+++ EXTRACTED DATA

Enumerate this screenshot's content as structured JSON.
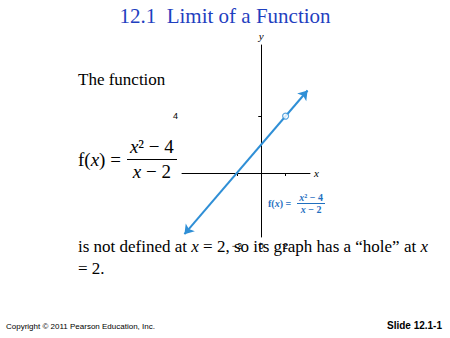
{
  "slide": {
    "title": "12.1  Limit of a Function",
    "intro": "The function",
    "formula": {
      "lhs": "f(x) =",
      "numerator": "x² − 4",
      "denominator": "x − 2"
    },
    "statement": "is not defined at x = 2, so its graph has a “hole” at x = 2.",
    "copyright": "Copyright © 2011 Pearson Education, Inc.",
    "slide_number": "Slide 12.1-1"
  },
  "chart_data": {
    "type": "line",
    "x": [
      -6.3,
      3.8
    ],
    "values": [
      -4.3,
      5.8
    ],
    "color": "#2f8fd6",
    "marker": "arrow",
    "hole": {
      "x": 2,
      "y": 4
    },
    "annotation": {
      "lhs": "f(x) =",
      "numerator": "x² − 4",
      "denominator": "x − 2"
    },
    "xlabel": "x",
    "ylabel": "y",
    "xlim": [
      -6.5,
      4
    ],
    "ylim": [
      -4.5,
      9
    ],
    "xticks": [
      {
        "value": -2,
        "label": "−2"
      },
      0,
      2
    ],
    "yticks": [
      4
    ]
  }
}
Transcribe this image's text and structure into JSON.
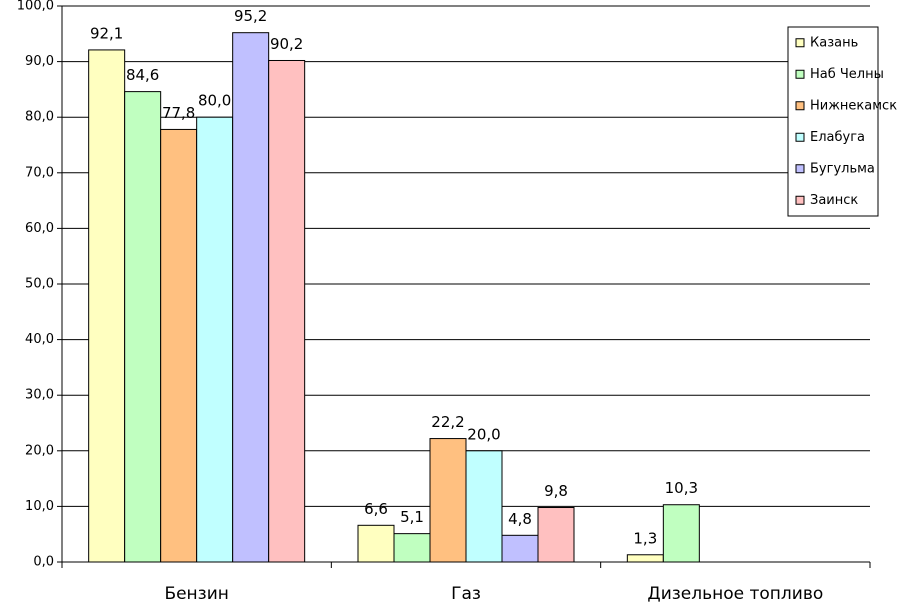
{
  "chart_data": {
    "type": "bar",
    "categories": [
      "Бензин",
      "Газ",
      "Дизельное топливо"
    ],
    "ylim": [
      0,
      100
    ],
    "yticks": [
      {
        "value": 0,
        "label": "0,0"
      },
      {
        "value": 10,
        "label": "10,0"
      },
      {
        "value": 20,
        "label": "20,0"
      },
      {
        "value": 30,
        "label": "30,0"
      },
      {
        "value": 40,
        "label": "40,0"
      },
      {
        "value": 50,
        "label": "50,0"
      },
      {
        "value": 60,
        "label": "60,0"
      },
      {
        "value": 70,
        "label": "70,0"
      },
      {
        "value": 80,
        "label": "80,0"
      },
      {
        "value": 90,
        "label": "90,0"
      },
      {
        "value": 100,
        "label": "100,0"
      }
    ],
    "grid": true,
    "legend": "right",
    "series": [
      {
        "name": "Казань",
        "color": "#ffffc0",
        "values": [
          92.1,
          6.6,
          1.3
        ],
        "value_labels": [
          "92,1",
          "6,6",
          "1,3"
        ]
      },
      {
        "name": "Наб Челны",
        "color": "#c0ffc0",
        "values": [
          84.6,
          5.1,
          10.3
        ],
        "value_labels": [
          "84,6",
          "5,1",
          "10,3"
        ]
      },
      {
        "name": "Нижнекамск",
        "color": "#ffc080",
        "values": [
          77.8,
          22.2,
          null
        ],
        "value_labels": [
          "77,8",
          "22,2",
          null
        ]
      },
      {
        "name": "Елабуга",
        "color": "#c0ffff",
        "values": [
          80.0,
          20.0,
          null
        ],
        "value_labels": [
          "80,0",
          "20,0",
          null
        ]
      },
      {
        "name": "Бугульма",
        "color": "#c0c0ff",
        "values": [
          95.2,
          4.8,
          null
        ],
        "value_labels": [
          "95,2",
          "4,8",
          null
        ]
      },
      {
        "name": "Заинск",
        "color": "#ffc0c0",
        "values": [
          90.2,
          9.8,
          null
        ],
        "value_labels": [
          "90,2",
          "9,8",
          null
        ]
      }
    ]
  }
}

++++++

Every entry above should be duplicated exactly. Do not include the images.

Enumerate this screenshot's content as structured JSON.
{
  "slide": {
    "title": "12.1  Limit of a Function",
    "intro": "The function",
    "formula": {
      "lhs": "f(x) =",
      "numerator": "x² − 4",
      "denominator": "x − 2"
    },
    "statement": "is not defined at x = 2, so its graph has a “hole” at x = 2.",
    "copyright": "Copyright © 2011 Pearson Education, Inc.",
    "slide_number": "Slide 12.1-1"
  },
  "chart_data": {
    "type": "line",
    "x": [
      -6.3,
      3.8
    ],
    "values": [
      -4.3,
      5.8
    ],
    "color": "#2f8fd6",
    "marker": "arrow",
    "hole": {
      "x": 2,
      "y": 4
    },
    "annotation": {
      "lhs": "f(x) =",
      "numerator": "x² − 4",
      "denominator": "x − 2"
    },
    "xlabel": "x",
    "ylabel": "y",
    "xlim": [
      -6.5,
      4
    ],
    "ylim": [
      -4.5,
      9
    ],
    "xticks": [
      {
        "value": -2,
        "label": "−2"
      },
      0,
      2
    ],
    "yticks": [
      4
    ]
  }
}
Transcribe this image's text and structure into JSON.
{
  "chart_data": {
    "type": "bar",
    "categories": [
      "Бензин",
      "Газ",
      "Дизельное топливо"
    ],
    "ylim": [
      0,
      100
    ],
    "yticks": [
      {
        "value": 0,
        "label": "0,0"
      },
      {
        "value": 10,
        "label": "10,0"
      },
      {
        "value": 20,
        "label": "20,0"
      },
      {
        "value": 30,
        "label": "30,0"
      },
      {
        "value": 40,
        "label": "40,0"
      },
      {
        "value": 50,
        "label": "50,0"
      },
      {
        "value": 60,
        "label": "60,0"
      },
      {
        "value": 70,
        "label": "70,0"
      },
      {
        "value": 80,
        "label": "80,0"
      },
      {
        "value": 90,
        "label": "90,0"
      },
      {
        "value": 100,
        "label": "100,0"
      }
    ],
    "grid": true,
    "legend": "right",
    "series": [
      {
        "name": "Казань",
        "color": "#ffffc0",
        "values": [
          92.1,
          6.6,
          1.3
        ],
        "value_labels": [
          "92,1",
          "6,6",
          "1,3"
        ]
      },
      {
        "name": "Наб Челны",
        "color": "#c0ffc0",
        "values": [
          84.6,
          5.1,
          10.3
        ],
        "value_labels": [
          "84,6",
          "5,1",
          "10,3"
        ]
      },
      {
        "name": "Нижнекамск",
        "color": "#ffc080",
        "values": [
          77.8,
          22.2,
          null
        ],
        "value_labels": [
          "77,8",
          "22,2",
          null
        ]
      },
      {
        "name": "Елабуга",
        "color": "#c0ffff",
        "values": [
          80.0,
          20.0,
          null
        ],
        "value_labels": [
          "80,0",
          "20,0",
          null
        ]
      },
      {
        "name": "Бугульма",
        "color": "#c0c0ff",
        "values": [
          95.2,
          4.8,
          null
        ],
        "value_labels": [
          "95,2",
          "4,8",
          null
        ]
      },
      {
        "name": "Заинск",
        "color": "#ffc0c0",
        "values": [
          90.2,
          9.8,
          null
        ],
        "value_labels": [
          "90,2",
          "9,8",
          null
        ]
      }
    ]
  }
}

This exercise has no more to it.